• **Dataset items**
==================================================

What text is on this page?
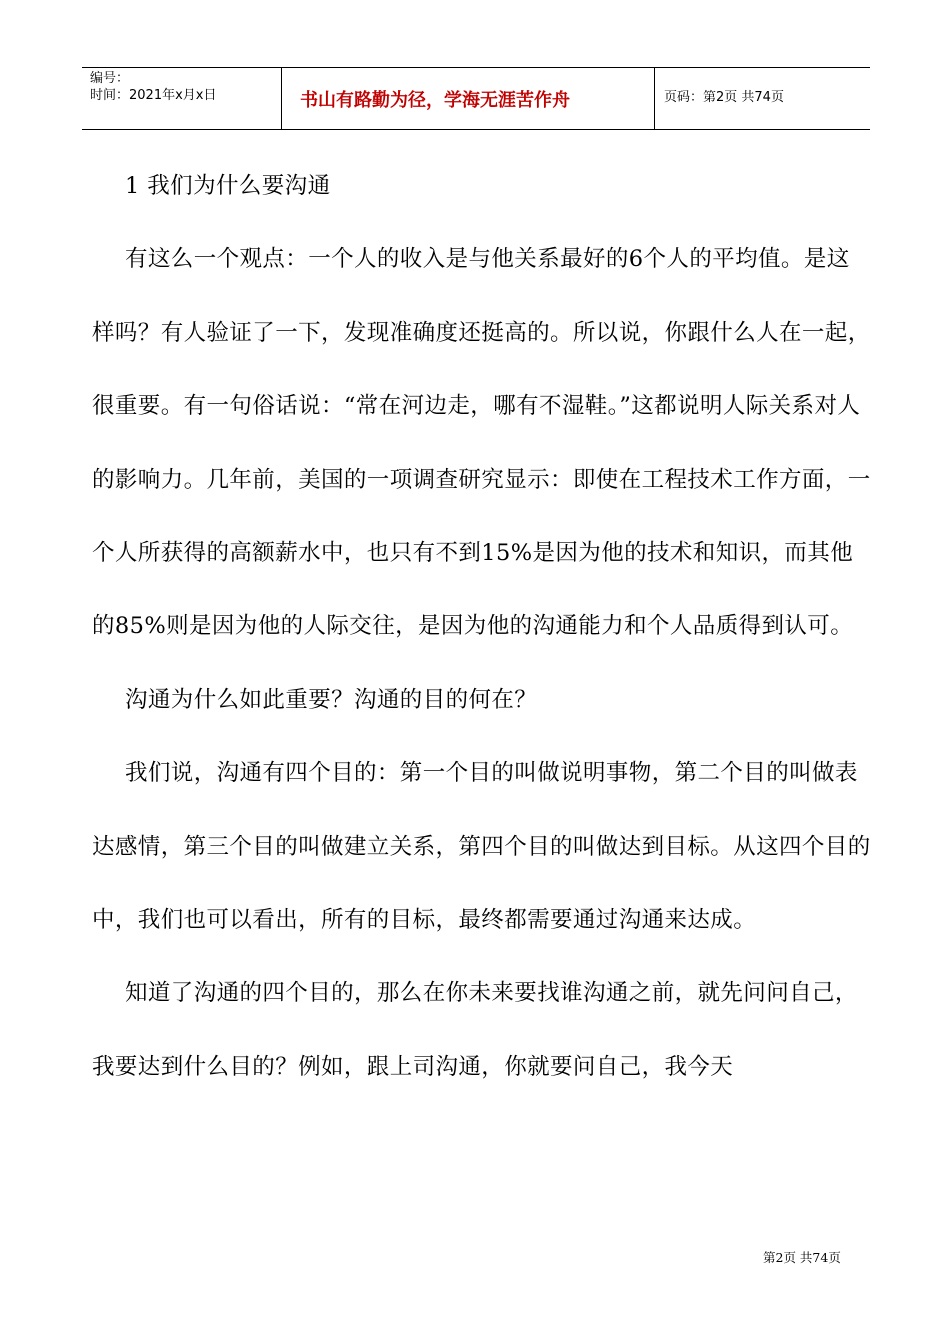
编号：
时间：2021年x月x日	书山有路勤为径，学海无涯苦作舟	页码：第2页 共74页

1 我们为什么要沟通

有这么一个观点：一个人的收入是与他关系最好的6个人的平均值。是这样吗？有人验证了一下，发现准确度还挺高的。所以说，你跟什么人在一起，很重要。有一句俗话说：“常在河边走，哪有不湿鞋。”这都说明人际关系对人的影响力。几年前，美国的一项调查研究显示：即使在工程技术工作方面，一个人所获得的高额薪水中，也只有不到15%是因为他的技术和知识，而其他的85%则是因为他的人际交往，是因为他的沟通能力和个人品质得到认可。

沟通为什么如此重要？沟通的目的何在？

我们说，沟通有四个目的：第一个目的叫做说明事物，第二个目的叫做表达感情，第三个目的叫做建立关系，第四个目的叫做达到目标。从这四个目的中，我们也可以看出，所有的目标，最终都需要通过沟通来达成。

知道了沟通的四个目的，那么在你未来要找谁沟通之前，就先问问自己，我要达到什么目的？例如，跟上司沟通，你就要问自己，我今天

第2页 共74页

==================================================

• **WORK TO COMPLETE**
Pictures appear in the records above. Output everything except them, exactly.

• **SOLVED PROBLEM**
What text is on this page?
编号：
时间：2021年x月x日	书山有路勤为径，学海无涯苦作舟	页码：第2页 共74页

1 我们为什么要沟通

有这么一个观点：一个人的收入是与他关系最好的6个人的平均值。是这样吗？有人验证了一下，发现准确度还挺高的。所以说，你跟什么人在一起，很重要。有一句俗话说：“常在河边走，哪有不湿鞋。”这都说明人际关系对人的影响力。几年前，美国的一项调查研究显示：即使在工程技术工作方面，一个人所获得的高额薪水中，也只有不到15%是因为他的技术和知识，而其他的85%则是因为他的人际交往，是因为他的沟通能力和个人品质得到认可。

沟通为什么如此重要？沟通的目的何在？

我们说，沟通有四个目的：第一个目的叫做说明事物，第二个目的叫做表达感情，第三个目的叫做建立关系，第四个目的叫做达到目标。从这四个目的中，我们也可以看出，所有的目标，最终都需要通过沟通来达成。

知道了沟通的四个目的，那么在你未来要找谁沟通之前，就先问问自己，我要达到什么目的？例如，跟上司沟通，你就要问自己，我今天

第2页 共74页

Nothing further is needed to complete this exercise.